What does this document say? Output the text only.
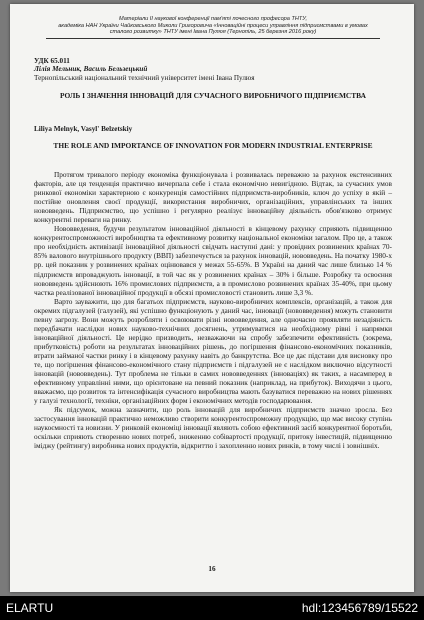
Матеріали ІІ наукової конференції пам'яті почесного професора ТНТУ,
академіка НАН України Чайковського Миколи Григоровича «Інноваційні процеси управління підприємствами в умовах
сталого розвитку» ТНТУ імені Івана Пулюя (Тернопіль, 25 березня 2016 року)
УДК 65.011
Лілія Мельник, Василь Бельзецький
Тернопільський національний технічний університет імені Івана Пулюя
РОЛЬ І ЗНАЧЕННЯ ІННОВАЦІЙ ДЛЯ СУЧАСНОГО ВИРОБНИЧОГО ПІДПРИЄМСТВА
Liliya Melnyk, Vasyl' Belzetskiy
THE ROLE AND IMPORTANCE OF INNOVATION FOR MODERN INDUSTRIAL ENTERPRISE

Протягом тривалого періоду економіка функціонувала і розвивалась переважно за рахунок екстенсивних факторів, але ця тенденція практично вичерпала себе і стала економічно невигідною. Відтак, за сучасних умов ринкової економіки характерною є конкуренція самостійних підприємств-виробників, ключ до успіху в якій – постійне оновлення своєї продукції, використання виробничих, організаційних, управлінських та інших нововведень. Підприємство, що успішно і регулярно реалізує інноваційну діяльність обов'язково отримує конкурентні переваги на ринку.

Нововведення, будучи результатом інноваційної діяльності в кінцевому рахунку сприяють підвищенню конкурентоспроможності виробництва та ефективному розвитку національної економіки загалом. Про це, а також про необхідність активізації інноваційної діяльності свідчать наступні дані: у провідних розвинених країнах 70-85% валового внутрішнього продукту (ВВП) забезпечується за рахунок інновацій, нововведень. На початку 1980-х рр. цей показник у розвинених країнах оцінювався у межах 55-65%. В Україні на даний час лише близько 14 % підприємств впроваджують інновації, в той час як у розвинених країнах – 30% і більше. Розробку та освоєння нововведень здійснюють 16% промислових підприємств, а в промислово розвинених країнах 35-40%, при цьому частка реалізованої інноваційної продукції в обсязі промисловості становить лише 3,3 %.

Варто зауважити, що для багатьох підприємств, науково-виробничих комплексів, організацій, а також для окремих підгалузей (галузей), які успішно функціонують у даний час, інновації (нововведення) можуть становити певну загрозу. Вони можуть розробляти і освоювати різні нововведення, але одночасно проявляти незадіяність передбачати наслідки нових науково-технічних досягнень, утримуватися на необхідному рівні і напрямки інноваційної діяльності. Це нерідко призводить, незважаючи на спробу забезпечити ефективність (зокрема, прибутковість) роботи на результатах інноваційних рішень, до погіршення фінансово-економічних показників, втрати займаної частки ринку і в кінцевому рахунку навіть до банкрутства. Все це дає підстави для висновку про те, що погіршення фінансово-економічного стану підприємств і підгалузей не є наслідком виключно відсутності інновацій (нововведень). Тут проблема не тільки в самих нововведеннях (інноваціях) як таких, а насамперед в ефективному управлінні ними, що орієнтоване на певний показник (наприклад, на прибуток). Виходячи з цього, вважаємо, що розвиток та інтенсифікація сучасного виробництва мають базуватися переважно на нових рішеннях у галузі технології, техніки, організаційних форм і економічних методів господарювання.

Як підсумок, можна зазначити, що роль інновацій для виробничих підприємств значно зросла. Без застосування інновацій практично неможливо створити конкурентоспроможну продукцію, що має високу ступінь наукоємності та новизни. У ринковій економіці інновації являють собою ефективний засіб конкурентної боротьби, оскільки сприяють створенню нових потреб, зниженню собівартості продукції, притоку інвестицій, підвищенню іміджу (рейтингу) виробника нових продуктів, відкриттю і захопленню нових ринків, в тому числі і зовнішніх.

16
ELARTU	hdl:123456789/15522
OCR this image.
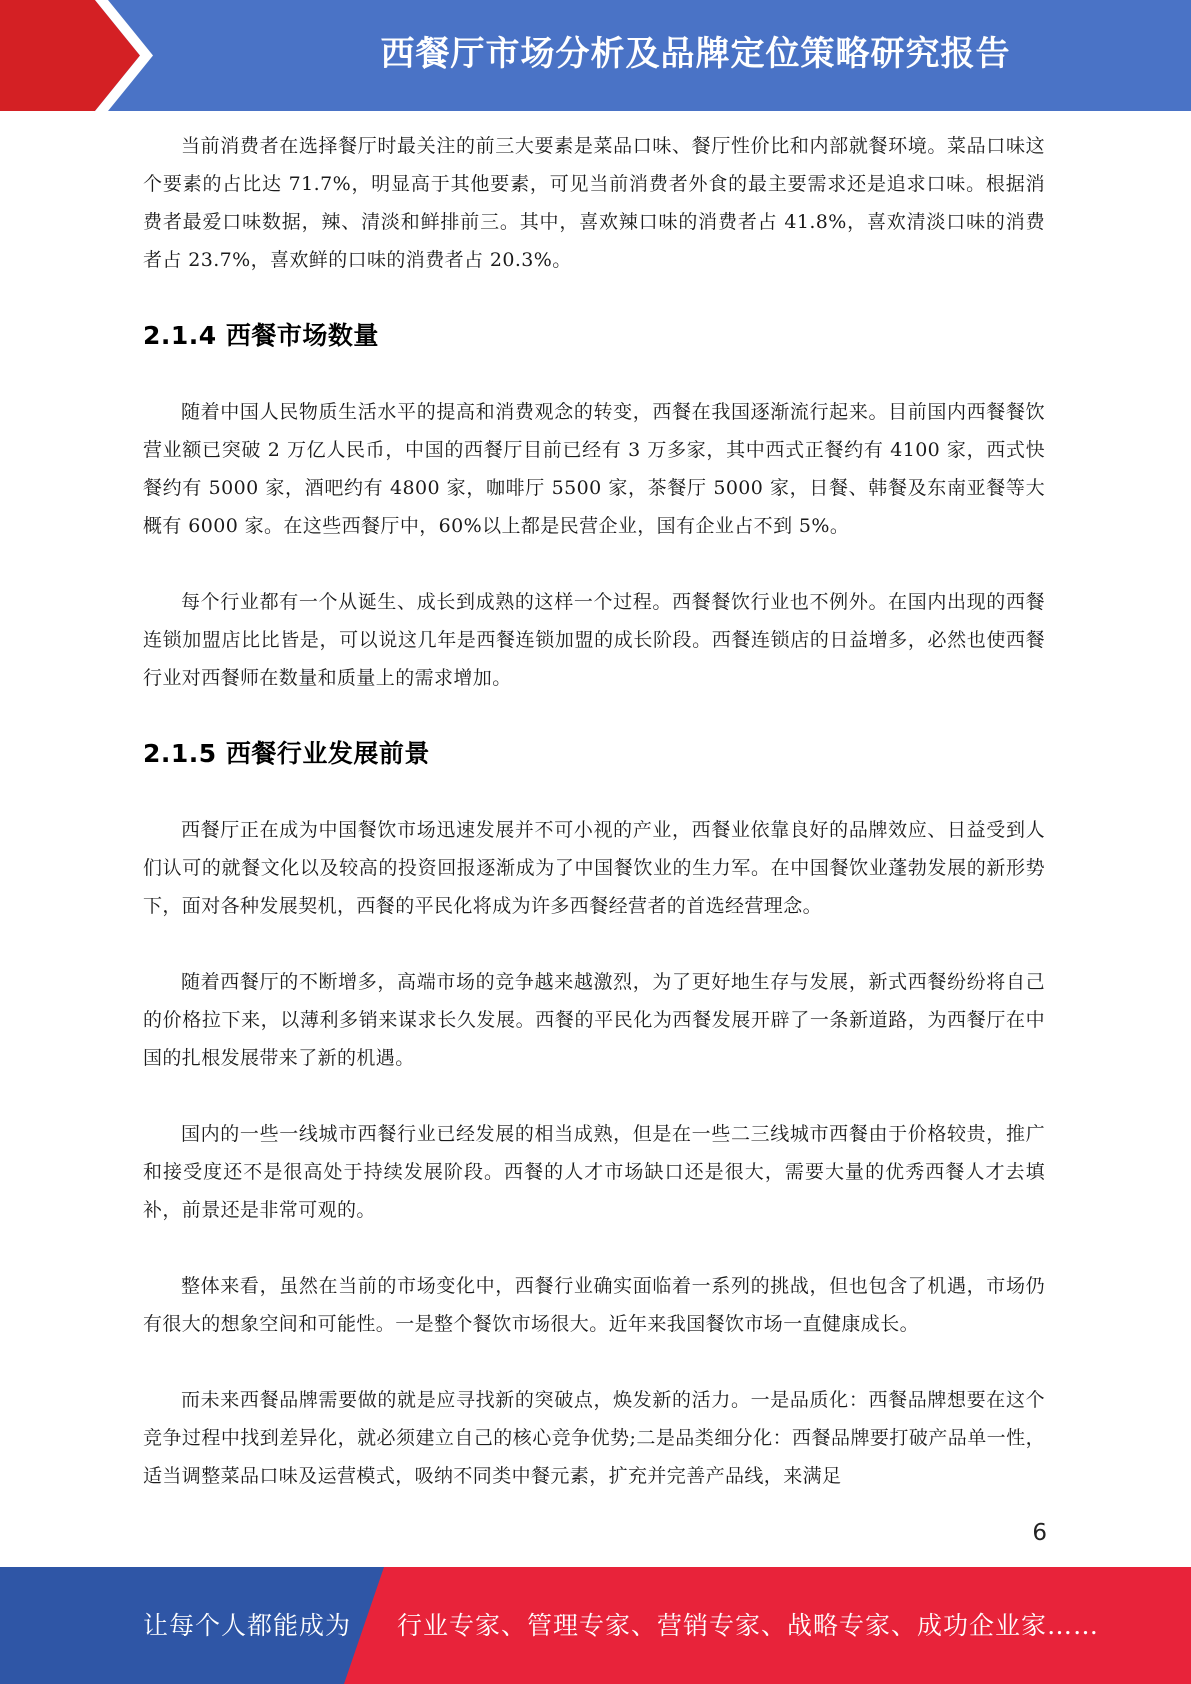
西餐厅市场分析及品牌定位策略研究报告

当前消费者在选择餐厅时最关注的前三大要素是菜品口味、餐厅性价比和内部就餐环境。菜品口味这个要素的占比达 71.7%，明显高于其他要素，可见当前消费者外食的最主要需求还是追求口味。根据消费者最爱口味数据，辣、清淡和鲜排前三。其中，喜欢辣口味的消费者占 41.8%，喜欢清淡口味的消费者占 23.7%，喜欢鲜的口味的消费者占 20.3%。

2.1.4 西餐市场数量

随着中国人民物质生活水平的提高和消费观念的转变，西餐在我国逐渐流行起来。目前国内西餐餐饮营业额已突破 2 万亿人民币，中国的西餐厅目前已经有 3 万多家，其中西式正餐约有 4100 家，西式快餐约有 5000 家，酒吧约有 4800 家，咖啡厅 5500 家，茶餐厅 5000 家，日餐、韩餐及东南亚餐等大概有 6000 家。在这些西餐厅中，60%以上都是民营企业，国有企业占不到 5%。

每个行业都有一个从诞生、成长到成熟的这样一个过程。西餐餐饮行业也不例外。在国内出现的西餐连锁加盟店比比皆是，可以说这几年是西餐连锁加盟的成长阶段。西餐连锁店的日益增多，必然也使西餐行业对西餐师在数量和质量上的需求增加。

2.1.5 西餐行业发展前景

西餐厅正在成为中国餐饮市场迅速发展并不可小视的产业，西餐业依靠良好的品牌效应、日益受到人们认可的就餐文化以及较高的投资回报逐渐成为了中国餐饮业的生力军。在中国餐饮业蓬勃发展的新形势下，面对各种发展契机，西餐的平民化将成为许多西餐经营者的首选经营理念。

随着西餐厅的不断增多，高端市场的竞争越来越激烈，为了更好地生存与发展，新式西餐纷纷将自己的价格拉下来，以薄利多销来谋求长久发展。西餐的平民化为西餐发展开辟了一条新道路，为西餐厅在中国的扎根发展带来了新的机遇。

国内的一些一线城市西餐行业已经发展的相当成熟，但是在一些二三线城市西餐由于价格较贵，推广和接受度还不是很高处于持续发展阶段。西餐的人才市场缺口还是很大，需要大量的优秀西餐人才去填补，前景还是非常可观的。

整体来看，虽然在当前的市场变化中，西餐行业确实面临着一系列的挑战，但也包含了机遇，市场仍有很大的想象空间和可能性。一是整个餐饮市场很大。近年来我国餐饮市场一直健康成长。

而未来西餐品牌需要做的就是应寻找新的突破点，焕发新的活力。一是品质化：西餐品牌想要在这个竞争过程中找到差异化，就必须建立自己的核心竞争优势;二是品类细分化：西餐品牌要打破产品单一性，适当调整菜品口味及运营模式，吸纳不同类中餐元素，扩充并完善产品线，来满足

6
让每个人都能成为 行业专家、管理专家、营销专家、战略专家、成功企业家……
+-------+
Output all of the data exactly as it stands, minus any images.

### REPLY TO THE EXERCISE
What does this document say? Output the text only.
Матеріали ІІ наукової конференції пам'яті почесного професора ТНТУ,
академіка НАН України Чайковського Миколи Григоровича «Інноваційні процеси управління підприємствами в умовах
сталого розвитку» ТНТУ імені Івана Пулюя (Тернопіль, 25 березня 2016 року)
УДК 65.011
Лілія Мельник, Василь Бельзецький
Тернопільський національний технічний університет імені Івана Пулюя
РОЛЬ І ЗНАЧЕННЯ ІННОВАЦІЙ ДЛЯ СУЧАСНОГО ВИРОБНИЧОГО ПІДПРИЄМСТВА
Liliya Melnyk, Vasyl' Belzetskiy
THE ROLE AND IMPORTANCE OF INNOVATION FOR MODERN INDUSTRIAL ENTERPRISE

Протягом тривалого періоду економіка функціонувала і розвивалась переважно за рахунок екстенсивних факторів, але ця тенденція практично вичерпала себе і стала економічно невигідною. Відтак, за сучасних умов ринкової економіки характерною є конкуренція самостійних підприємств-виробників, ключ до успіху в якій – постійне оновлення своєї продукції, використання виробничих, організаційних, управлінських та інших нововведень. Підприємство, що успішно і регулярно реалізує інноваційну діяльність обов'язково отримує конкурентні переваги на ринку.

Нововведення, будучи результатом інноваційної діяльності в кінцевому рахунку сприяють підвищенню конкурентоспроможності виробництва та ефективному розвитку національної економіки загалом. Про це, а також про необхідність активізації інноваційної діяльності свідчать наступні дані: у провідних розвинених країнах 70-85% валового внутрішнього продукту (ВВП) забезпечується за рахунок інновацій, нововведень. На початку 1980-х рр. цей показник у розвинених країнах оцінювався у межах 55-65%. В Україні на даний час лише близько 14 % підприємств впроваджують інновації, в той час як у розвинених країнах – 30% і більше. Розробку та освоєння нововведень здійснюють 16% промислових підприємств, а в промислово розвинених країнах 35-40%, при цьому частка реалізованої інноваційної продукції в обсязі промисловості становить лише 3,3 %.

Варто зауважити, що для багатьох підприємств, науково-виробничих комплексів, організацій, а також для окремих підгалузей (галузей), які успішно функціонують у даний час, інновації (нововведення) можуть становити певну загрозу. Вони можуть розробляти і освоювати різні нововведення, але одночасно проявляти незадіяність передбачати наслідки нових науково-технічних досягнень, утримуватися на необхідному рівні і напрямки інноваційної діяльності. Це нерідко призводить, незважаючи на спробу забезпечити ефективність (зокрема, прибутковість) роботи на результатах інноваційних рішень, до погіршення фінансово-економічних показників, втрати займаної частки ринку і в кінцевому рахунку навіть до банкрутства. Все це дає підстави для висновку про те, що погіршення фінансово-економічного стану підприємств і підгалузей не є наслідком виключно відсутності інновацій (нововведень). Тут проблема не тільки в самих нововведеннях (інноваціях) як таких, а насамперед в ефективному управлінні ними, що орієнтоване на певний показник (наприклад, на прибуток). Виходячи з цього, вважаємо, що розвиток та інтенсифікація сучасного виробництва мають базуватися переважно на нових рішеннях у галузі технології, техніки, організаційних форм і економічних методів господарювання.

Як підсумок, можна зазначити, що роль інновацій для виробничих підприємств значно зросла. Без застосування інновацій практично неможливо створити конкурентоспроможну продукцію, що має високу ступінь наукоємності та новизни. У ринковій економіці інновації являють собою ефективний засіб конкурентної боротьби, оскільки сприяють створенню нових потреб, зниженню собівартості продукції, притоку інвестицій, підвищенню іміджу (рейтингу) виробника нових продуктів, відкриттю і захопленню нових ринків, в тому числі і зовнішніх.

16
ELARTU	hdl:123456789/15522
OCR this image.
西餐厅市场分析及品牌定位策略研究报告

当前消费者在选择餐厅时最关注的前三大要素是菜品口味、餐厅性价比和内部就餐环境。菜品口味这个要素的占比达 71.7%，明显高于其他要素，可见当前消费者外食的最主要需求还是追求口味。根据消费者最爱口味数据，辣、清淡和鲜排前三。其中，喜欢辣口味的消费者占 41.8%，喜欢清淡口味的消费者占 23.7%，喜欢鲜的口味的消费者占 20.3%。

2.1.4 西餐市场数量

随着中国人民物质生活水平的提高和消费观念的转变，西餐在我国逐渐流行起来。目前国内西餐餐饮营业额已突破 2 万亿人民币，中国的西餐厅目前已经有 3 万多家，其中西式正餐约有 4100 家，西式快餐约有 5000 家，酒吧约有 4800 家，咖啡厅 5500 家，茶餐厅 5000 家，日餐、韩餐及东南亚餐等大概有 6000 家。在这些西餐厅中，60%以上都是民营企业，国有企业占不到 5%。

每个行业都有一个从诞生、成长到成熟的这样一个过程。西餐餐饮行业也不例外。在国内出现的西餐连锁加盟店比比皆是，可以说这几年是西餐连锁加盟的成长阶段。西餐连锁店的日益增多，必然也使西餐行业对西餐师在数量和质量上的需求增加。

2.1.5 西餐行业发展前景

西餐厅正在成为中国餐饮市场迅速发展并不可小视的产业，西餐业依靠良好的品牌效应、日益受到人们认可的就餐文化以及较高的投资回报逐渐成为了中国餐饮业的生力军。在中国餐饮业蓬勃发展的新形势下，面对各种发展契机，西餐的平民化将成为许多西餐经营者的首选经营理念。

随着西餐厅的不断增多，高端市场的竞争越来越激烈，为了更好地生存与发展，新式西餐纷纷将自己的价格拉下来，以薄利多销来谋求长久发展。西餐的平民化为西餐发展开辟了一条新道路，为西餐厅在中国的扎根发展带来了新的机遇。

国内的一些一线城市西餐行业已经发展的相当成熟，但是在一些二三线城市西餐由于价格较贵，推广和接受度还不是很高处于持续发展阶段。西餐的人才市场缺口还是很大，需要大量的优秀西餐人才去填补，前景还是非常可观的。

整体来看，虽然在当前的市场变化中，西餐行业确实面临着一系列的挑战，但也包含了机遇，市场仍有很大的想象空间和可能性。一是整个餐饮市场很大。近年来我国餐饮市场一直健康成长。

而未来西餐品牌需要做的就是应寻找新的突破点，焕发新的活力。一是品质化：西餐品牌想要在这个竞争过程中找到差异化，就必须建立自己的核心竞争优势;二是品类细分化：西餐品牌要打破产品单一性，适当调整菜品口味及运营模式，吸纳不同类中餐元素，扩充并完善产品线，来满足

6
让每个人都能成为 行业专家、管理专家、营销专家、战略专家、成功企业家……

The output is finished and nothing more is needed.